## Set task:
What you return should match every record exactly, with the images removed.

## Data entries:
· · · · ·

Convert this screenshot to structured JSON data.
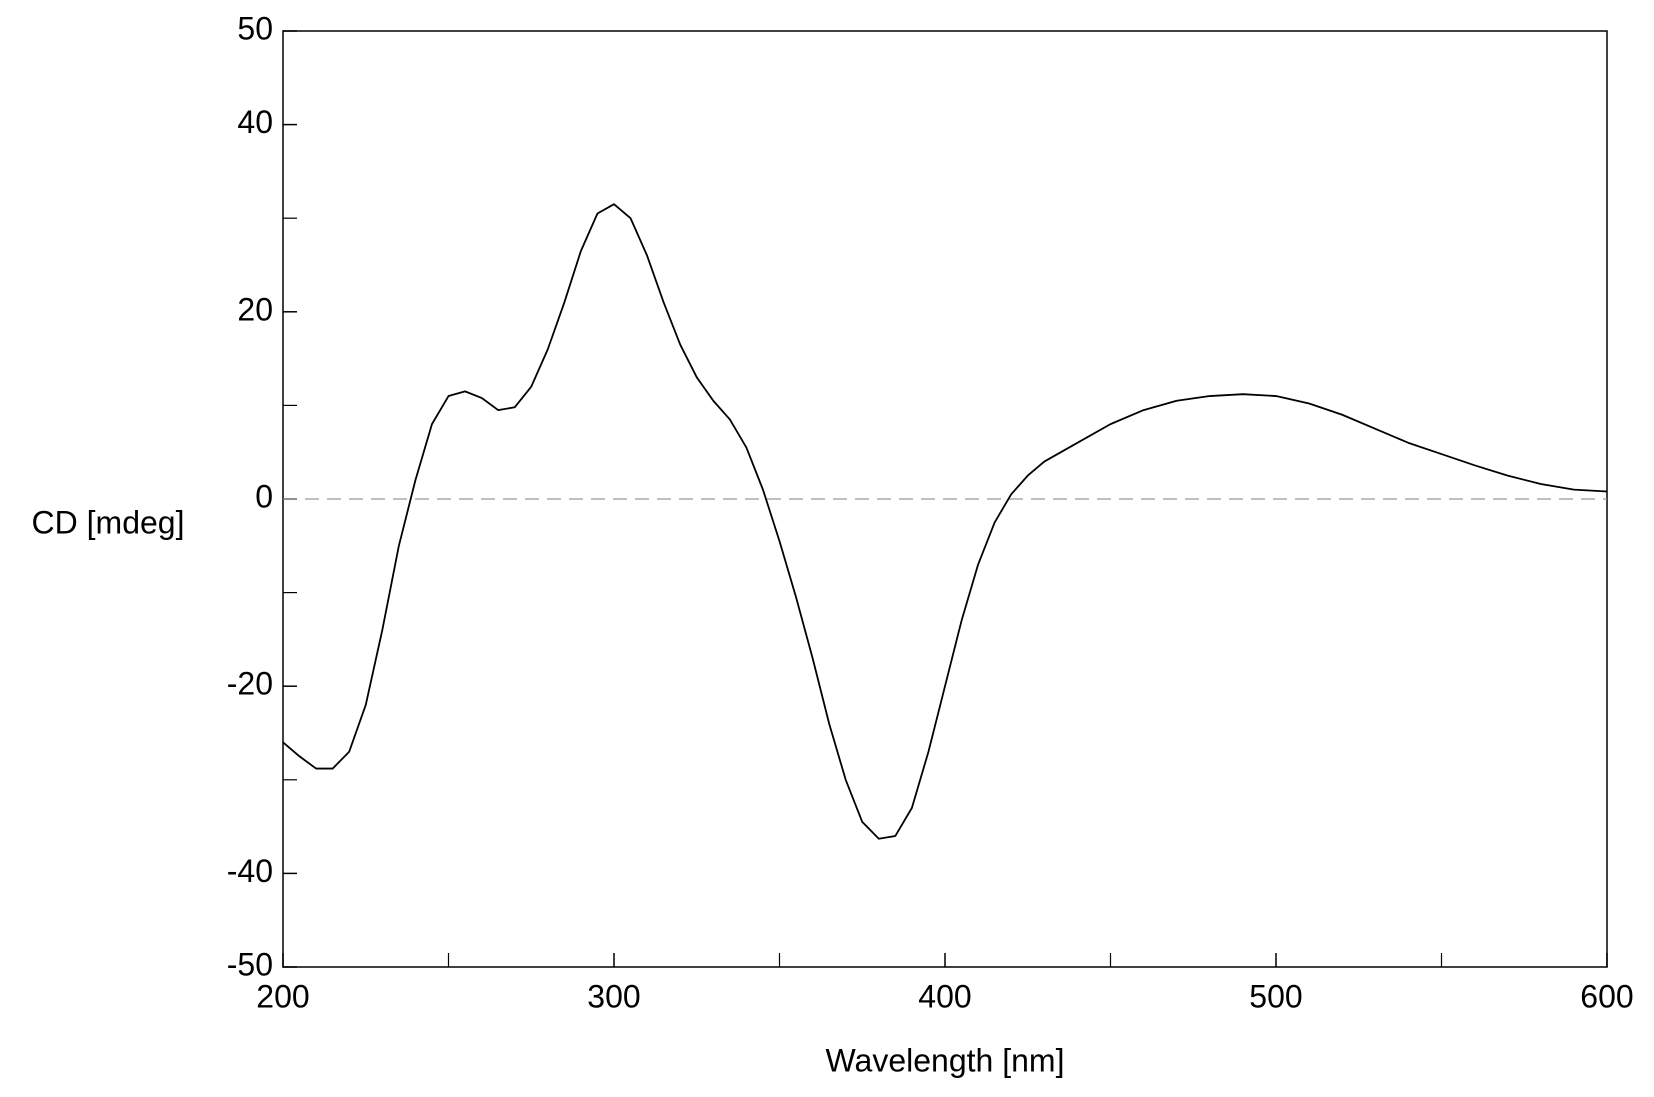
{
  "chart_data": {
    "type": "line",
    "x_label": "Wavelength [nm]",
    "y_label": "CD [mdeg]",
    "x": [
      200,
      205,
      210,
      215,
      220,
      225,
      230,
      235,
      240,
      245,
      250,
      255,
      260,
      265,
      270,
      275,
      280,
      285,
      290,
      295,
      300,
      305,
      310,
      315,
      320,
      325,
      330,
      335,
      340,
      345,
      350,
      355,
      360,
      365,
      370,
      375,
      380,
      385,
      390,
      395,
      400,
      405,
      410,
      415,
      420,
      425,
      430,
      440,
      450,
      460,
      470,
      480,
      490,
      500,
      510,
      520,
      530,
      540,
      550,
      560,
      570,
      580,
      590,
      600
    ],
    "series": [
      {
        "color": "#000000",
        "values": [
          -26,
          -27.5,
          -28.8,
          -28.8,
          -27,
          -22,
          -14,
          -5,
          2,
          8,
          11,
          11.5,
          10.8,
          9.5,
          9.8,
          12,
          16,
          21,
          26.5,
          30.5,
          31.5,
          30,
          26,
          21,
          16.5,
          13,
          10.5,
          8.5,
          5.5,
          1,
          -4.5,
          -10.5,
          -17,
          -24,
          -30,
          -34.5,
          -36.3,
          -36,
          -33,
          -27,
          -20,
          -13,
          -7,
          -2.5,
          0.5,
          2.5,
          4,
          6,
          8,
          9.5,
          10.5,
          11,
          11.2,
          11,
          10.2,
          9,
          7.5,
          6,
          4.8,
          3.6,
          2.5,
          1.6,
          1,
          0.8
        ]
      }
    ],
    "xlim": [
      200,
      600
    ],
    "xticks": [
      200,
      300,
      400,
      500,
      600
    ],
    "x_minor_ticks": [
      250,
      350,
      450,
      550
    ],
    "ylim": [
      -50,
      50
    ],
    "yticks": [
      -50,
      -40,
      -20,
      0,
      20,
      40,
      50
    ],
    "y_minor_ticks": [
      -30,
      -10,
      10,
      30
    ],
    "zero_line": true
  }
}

· · · · ·

## Correct response:
Convert this screenshot to structured JSON data.
{
  "chart_data": {
    "type": "line",
    "x_label": "Wavelength [nm]",
    "y_label": "CD [mdeg]",
    "x": [
      200,
      205,
      210,
      215,
      220,
      225,
      230,
      235,
      240,
      245,
      250,
      255,
      260,
      265,
      270,
      275,
      280,
      285,
      290,
      295,
      300,
      305,
      310,
      315,
      320,
      325,
      330,
      335,
      340,
      345,
      350,
      355,
      360,
      365,
      370,
      375,
      380,
      385,
      390,
      395,
      400,
      405,
      410,
      415,
      420,
      425,
      430,
      440,
      450,
      460,
      470,
      480,
      490,
      500,
      510,
      520,
      530,
      540,
      550,
      560,
      570,
      580,
      590,
      600
    ],
    "series": [
      {
        "color": "#000000",
        "values": [
          -26,
          -27.5,
          -28.8,
          -28.8,
          -27,
          -22,
          -14,
          -5,
          2,
          8,
          11,
          11.5,
          10.8,
          9.5,
          9.8,
          12,
          16,
          21,
          26.5,
          30.5,
          31.5,
          30,
          26,
          21,
          16.5,
          13,
          10.5,
          8.5,
          5.5,
          1,
          -4.5,
          -10.5,
          -17,
          -24,
          -30,
          -34.5,
          -36.3,
          -36,
          -33,
          -27,
          -20,
          -13,
          -7,
          -2.5,
          0.5,
          2.5,
          4,
          6,
          8,
          9.5,
          10.5,
          11,
          11.2,
          11,
          10.2,
          9,
          7.5,
          6,
          4.8,
          3.6,
          2.5,
          1.6,
          1,
          0.8
        ]
      }
    ],
    "xlim": [
      200,
      600
    ],
    "xticks": [
      200,
      300,
      400,
      500,
      600
    ],
    "x_minor_ticks": [
      250,
      350,
      450,
      550
    ],
    "ylim": [
      -50,
      50
    ],
    "yticks": [
      -50,
      -40,
      -20,
      0,
      20,
      40,
      50
    ],
    "y_minor_ticks": [
      -30,
      -10,
      10,
      30
    ],
    "zero_line": true
  }
}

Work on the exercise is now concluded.